▸ **DOCUMENT TEXT**:

Men and women both feel as if they have lost meaning in their lives and my also feel trapped. They realize that their dreams may not be fulfilled and what they have to look forward to for the next phases in their lives does not seem enticing. A person may grow tired of their own lives, their occupations, their spouse, and may seek to make change or fix certain areas of his/her life. This is also called individuation, which is a process of self-actualization that does not end until death (wikipedia).

Midlife crisis may occur naturally or may be triggered by life-altering events such as death, divorce, children leaving, etc. Empty-nest syndrome is a result of children leaving home. As children grow, leave home, and become independent, both parents may feel a loss of meaning as their children exhibit the ability to care for themselves. However, as parents work through this stage, they often reconnect to each other and discover that the time that used to be taken up by children can be spent on self-fulfilling activities.

Carl Jung’s model contains five stages of midlife – Accommodation, Separation, Liminality, Reintegration, and Individuation. Accommodation refers to the different masks or personas people use for different situation in their lives. Basically, accommodation is the different ways people present themselves to others. Those who present personas that are not in line with their inner selves tend to have more difficult times in midlife as opposed to those who present personas close to their inner selves.

Separation deals with the evaluation of the different personas and masks and discovering why certain masks are used and if they refelct the inner self accurately. In the Liminality stage, the person may feel unsure of his/her identity and looks towards others for feedback. Reintegration occurs when the person when the person begins to feel comfortable with himself or herself although a bit of uncertainty is still normal. Finally, in the individuation stage, the person recognizes inner comflict, accepts it, and attempts to discover a balance between these conflicts.

▸ **EXERCISE DATA**:
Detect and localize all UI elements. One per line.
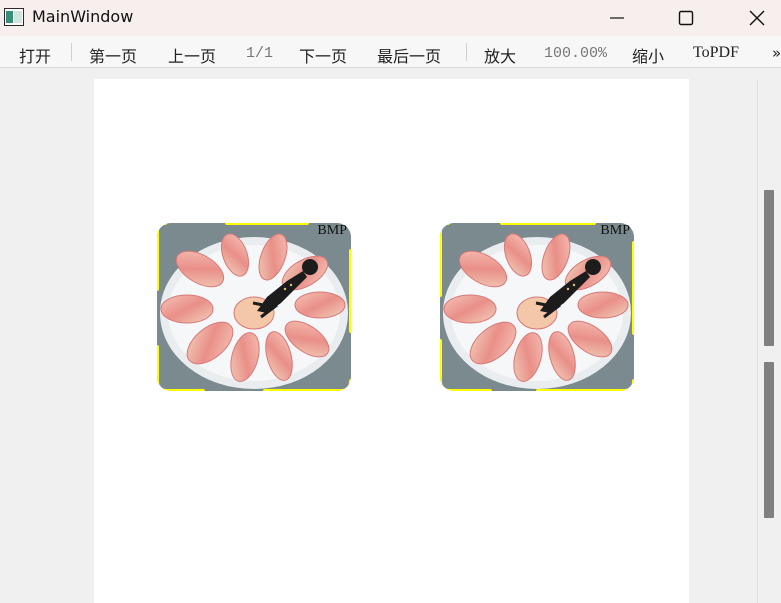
==
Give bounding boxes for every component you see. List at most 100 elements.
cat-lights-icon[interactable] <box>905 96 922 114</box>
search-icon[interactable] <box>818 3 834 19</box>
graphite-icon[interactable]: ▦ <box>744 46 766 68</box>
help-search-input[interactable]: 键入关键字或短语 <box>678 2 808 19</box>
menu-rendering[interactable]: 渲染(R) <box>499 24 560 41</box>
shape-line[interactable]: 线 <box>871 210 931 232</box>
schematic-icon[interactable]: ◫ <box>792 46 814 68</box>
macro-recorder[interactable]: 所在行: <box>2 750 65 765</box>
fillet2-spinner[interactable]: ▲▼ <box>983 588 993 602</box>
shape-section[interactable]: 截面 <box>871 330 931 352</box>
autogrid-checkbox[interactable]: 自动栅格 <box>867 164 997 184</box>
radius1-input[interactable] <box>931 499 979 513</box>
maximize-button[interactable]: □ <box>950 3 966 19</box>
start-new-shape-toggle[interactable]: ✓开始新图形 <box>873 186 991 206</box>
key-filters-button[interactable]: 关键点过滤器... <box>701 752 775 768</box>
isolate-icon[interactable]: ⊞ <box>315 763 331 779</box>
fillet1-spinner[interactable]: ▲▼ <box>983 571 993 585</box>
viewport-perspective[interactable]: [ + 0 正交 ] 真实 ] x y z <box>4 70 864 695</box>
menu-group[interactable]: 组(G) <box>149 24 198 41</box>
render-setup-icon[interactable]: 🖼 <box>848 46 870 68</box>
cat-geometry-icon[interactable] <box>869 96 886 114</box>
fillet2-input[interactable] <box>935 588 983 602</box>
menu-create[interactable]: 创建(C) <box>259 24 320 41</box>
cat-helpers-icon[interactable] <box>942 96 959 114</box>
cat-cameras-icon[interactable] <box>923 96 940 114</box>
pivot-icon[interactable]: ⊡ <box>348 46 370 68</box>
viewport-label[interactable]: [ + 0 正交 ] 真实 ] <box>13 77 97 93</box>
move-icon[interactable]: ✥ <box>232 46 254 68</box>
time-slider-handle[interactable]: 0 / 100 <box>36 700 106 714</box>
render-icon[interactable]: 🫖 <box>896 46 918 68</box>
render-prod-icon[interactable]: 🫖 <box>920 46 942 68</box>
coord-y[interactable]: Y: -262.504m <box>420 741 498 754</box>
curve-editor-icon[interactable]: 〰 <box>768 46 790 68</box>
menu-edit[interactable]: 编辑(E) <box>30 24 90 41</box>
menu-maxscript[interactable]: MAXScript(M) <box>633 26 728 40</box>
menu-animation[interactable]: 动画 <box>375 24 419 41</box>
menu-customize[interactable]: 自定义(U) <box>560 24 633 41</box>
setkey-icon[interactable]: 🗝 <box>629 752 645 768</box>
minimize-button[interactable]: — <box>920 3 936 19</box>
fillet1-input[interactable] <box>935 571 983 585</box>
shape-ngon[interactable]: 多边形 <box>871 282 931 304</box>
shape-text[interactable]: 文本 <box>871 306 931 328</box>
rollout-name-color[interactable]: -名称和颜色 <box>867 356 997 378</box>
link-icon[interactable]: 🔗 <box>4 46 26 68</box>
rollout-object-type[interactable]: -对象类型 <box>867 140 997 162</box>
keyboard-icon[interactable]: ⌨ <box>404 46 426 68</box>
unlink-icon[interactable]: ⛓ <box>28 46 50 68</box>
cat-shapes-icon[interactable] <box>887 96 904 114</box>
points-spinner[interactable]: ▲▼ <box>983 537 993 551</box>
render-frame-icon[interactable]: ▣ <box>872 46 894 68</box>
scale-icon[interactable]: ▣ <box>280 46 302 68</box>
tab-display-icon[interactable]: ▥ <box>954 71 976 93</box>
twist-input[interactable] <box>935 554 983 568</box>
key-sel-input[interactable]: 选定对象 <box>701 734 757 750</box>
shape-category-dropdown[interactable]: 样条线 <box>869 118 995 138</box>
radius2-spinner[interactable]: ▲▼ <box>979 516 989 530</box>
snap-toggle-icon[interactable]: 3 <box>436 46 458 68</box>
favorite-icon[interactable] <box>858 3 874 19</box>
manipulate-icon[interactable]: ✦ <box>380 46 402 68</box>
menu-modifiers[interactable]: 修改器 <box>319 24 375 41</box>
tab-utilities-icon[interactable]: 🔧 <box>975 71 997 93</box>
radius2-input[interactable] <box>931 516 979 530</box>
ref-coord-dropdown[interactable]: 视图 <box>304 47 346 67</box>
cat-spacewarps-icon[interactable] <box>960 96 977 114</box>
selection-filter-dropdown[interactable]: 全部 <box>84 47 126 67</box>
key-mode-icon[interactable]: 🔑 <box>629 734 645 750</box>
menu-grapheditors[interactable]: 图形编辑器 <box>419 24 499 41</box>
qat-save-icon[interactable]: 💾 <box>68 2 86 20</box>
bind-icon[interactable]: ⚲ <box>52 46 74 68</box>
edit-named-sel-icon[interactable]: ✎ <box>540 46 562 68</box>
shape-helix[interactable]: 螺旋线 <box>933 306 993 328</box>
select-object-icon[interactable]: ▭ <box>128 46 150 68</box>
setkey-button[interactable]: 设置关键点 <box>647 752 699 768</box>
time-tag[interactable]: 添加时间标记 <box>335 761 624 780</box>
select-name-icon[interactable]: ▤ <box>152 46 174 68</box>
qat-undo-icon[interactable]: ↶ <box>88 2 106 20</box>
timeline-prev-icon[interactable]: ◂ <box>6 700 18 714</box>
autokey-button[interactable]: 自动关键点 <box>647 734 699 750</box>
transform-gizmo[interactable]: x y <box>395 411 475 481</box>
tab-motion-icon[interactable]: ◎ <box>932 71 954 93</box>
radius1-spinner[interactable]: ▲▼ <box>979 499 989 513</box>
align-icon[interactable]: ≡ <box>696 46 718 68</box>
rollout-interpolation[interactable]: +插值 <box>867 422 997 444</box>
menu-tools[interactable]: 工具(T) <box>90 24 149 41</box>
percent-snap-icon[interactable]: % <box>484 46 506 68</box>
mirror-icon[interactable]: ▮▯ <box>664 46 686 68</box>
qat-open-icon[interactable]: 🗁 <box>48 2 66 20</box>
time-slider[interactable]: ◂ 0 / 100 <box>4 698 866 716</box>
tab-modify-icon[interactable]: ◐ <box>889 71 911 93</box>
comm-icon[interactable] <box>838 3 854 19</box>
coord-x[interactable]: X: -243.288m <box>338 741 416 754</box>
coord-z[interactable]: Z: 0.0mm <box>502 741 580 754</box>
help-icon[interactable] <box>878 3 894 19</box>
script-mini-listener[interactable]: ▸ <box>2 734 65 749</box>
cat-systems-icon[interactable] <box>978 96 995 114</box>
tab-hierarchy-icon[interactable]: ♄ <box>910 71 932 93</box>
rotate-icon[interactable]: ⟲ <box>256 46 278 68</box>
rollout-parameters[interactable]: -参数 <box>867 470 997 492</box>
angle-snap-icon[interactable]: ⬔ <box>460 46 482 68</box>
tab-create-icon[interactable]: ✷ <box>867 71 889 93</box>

▸ **TASK INSTRUCTIONS**:
#1 Decide whether each statement agrees with the midlife crisis passage, answering yes or no and quoting the words that settle it: (a) Jung's model has five stages of midlife. (b) Empty-nest syndrome comes from divorce. (c) Individuation ends once midlife is over.
#2 Copy word for word the part of the records that opens with the line containing "Give bounding boxes" and closes with the line containing "start-new-shape-toggle[interactable]: ✓开始新图形 <box>873".

▸ **ANSWERS FOR THE EXERCISE**:
#1
(a) Yes: "Carl Jung’s model contains five stages of midlife"
(b) No: "Empty-nest syndrome is a result of children leaving home."
(c) No: "a process of self-actualization that does not end until death"

#2
Give bounding boxes for every component you see. List at most 100 elements.
cat-lights-icon[interactable] <box>905 96 922 114</box>
search-icon[interactable] <box>818 3 834 19</box>
graphite-icon[interactable]: ▦ <box>744 46 766 68</box>
help-search-input[interactable]: 键入关键字或短语 <box>678 2 808 19</box>
menu-rendering[interactable]: 渲染(R) <box>499 24 560 41</box>
shape-line[interactable]: 线 <box>871 210 931 232</box>
schematic-icon[interactable]: ◫ <box>792 46 814 68</box>
macro-recorder[interactable]: 所在行: <box>2 750 65 765</box>
fillet2-spinner[interactable]: ▲▼ <box>983 588 993 602</box>
shape-section[interactable]: 截面 <box>871 330 931 352</box>
autogrid-checkbox[interactable]: 自动栅格 <box>867 164 997 184</box>
radius1-input[interactable] <box>931 499 979 513</box>
maximize-button[interactable]: □ <box>950 3 966 19</box>
start-new-shape-toggle[interactable]: ✓开始新图形 <box>873 186 991 206</box>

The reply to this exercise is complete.